Records from a data source

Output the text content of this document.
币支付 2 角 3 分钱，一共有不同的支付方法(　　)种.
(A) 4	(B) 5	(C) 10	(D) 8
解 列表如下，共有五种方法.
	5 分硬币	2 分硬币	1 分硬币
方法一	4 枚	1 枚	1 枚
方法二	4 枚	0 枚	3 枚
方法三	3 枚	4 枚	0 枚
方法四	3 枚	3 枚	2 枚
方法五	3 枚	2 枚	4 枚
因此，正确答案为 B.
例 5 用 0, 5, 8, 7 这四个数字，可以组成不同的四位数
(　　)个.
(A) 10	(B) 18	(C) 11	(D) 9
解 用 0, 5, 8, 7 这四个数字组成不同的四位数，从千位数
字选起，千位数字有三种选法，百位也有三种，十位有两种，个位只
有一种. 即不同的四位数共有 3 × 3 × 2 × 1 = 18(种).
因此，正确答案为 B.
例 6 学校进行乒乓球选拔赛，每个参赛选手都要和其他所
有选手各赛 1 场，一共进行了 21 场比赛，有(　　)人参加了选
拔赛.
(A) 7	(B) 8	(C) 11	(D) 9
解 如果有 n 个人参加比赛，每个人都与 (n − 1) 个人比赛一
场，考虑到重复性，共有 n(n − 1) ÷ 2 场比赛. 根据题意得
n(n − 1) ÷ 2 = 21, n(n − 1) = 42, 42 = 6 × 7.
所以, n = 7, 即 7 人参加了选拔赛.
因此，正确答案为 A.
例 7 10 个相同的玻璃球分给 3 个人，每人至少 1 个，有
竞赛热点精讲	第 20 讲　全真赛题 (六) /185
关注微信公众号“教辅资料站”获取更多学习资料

What to do
Restate the whole of the material exactly.

Task answer
Output the text content of this document.
币支付 2 角 3 分钱，一共有不同的支付方法(　　)种.
(A) 4	(B) 5	(C) 10	(D) 8
解 列表如下，共有五种方法.
	5 分硬币	2 分硬币	1 分硬币
方法一	4 枚	1 枚	1 枚
方法二	4 枚	0 枚	3 枚
方法三	3 枚	4 枚	0 枚
方法四	3 枚	3 枚	2 枚
方法五	3 枚	2 枚	4 枚
因此，正确答案为 B.
例 5 用 0, 5, 8, 7 这四个数字，可以组成不同的四位数
(　　)个.
(A) 10	(B) 18	(C) 11	(D) 9
解 用 0, 5, 8, 7 这四个数字组成不同的四位数，从千位数
字选起，千位数字有三种选法，百位也有三种，十位有两种，个位只
有一种. 即不同的四位数共有 3 × 3 × 2 × 1 = 18(种).
因此，正确答案为 B.
例 6 学校进行乒乓球选拔赛，每个参赛选手都要和其他所
有选手各赛 1 场，一共进行了 21 场比赛，有(　　)人参加了选
拔赛.
(A) 7	(B) 8	(C) 11	(D) 9
解 如果有 n 个人参加比赛，每个人都与 (n − 1) 个人比赛一
场，考虑到重复性，共有 n(n − 1) ÷ 2 场比赛. 根据题意得
n(n − 1) ÷ 2 = 21, n(n − 1) = 42, 42 = 6 × 7.
所以, n = 7, 即 7 人参加了选拔赛.
因此，正确答案为 A.
例 7 10 个相同的玻璃球分给 3 个人，每人至少 1 个，有
竞赛热点精讲	第 20 讲　全真赛题 (六) /185
关注微信公众号“教辅资料站”获取更多学习资料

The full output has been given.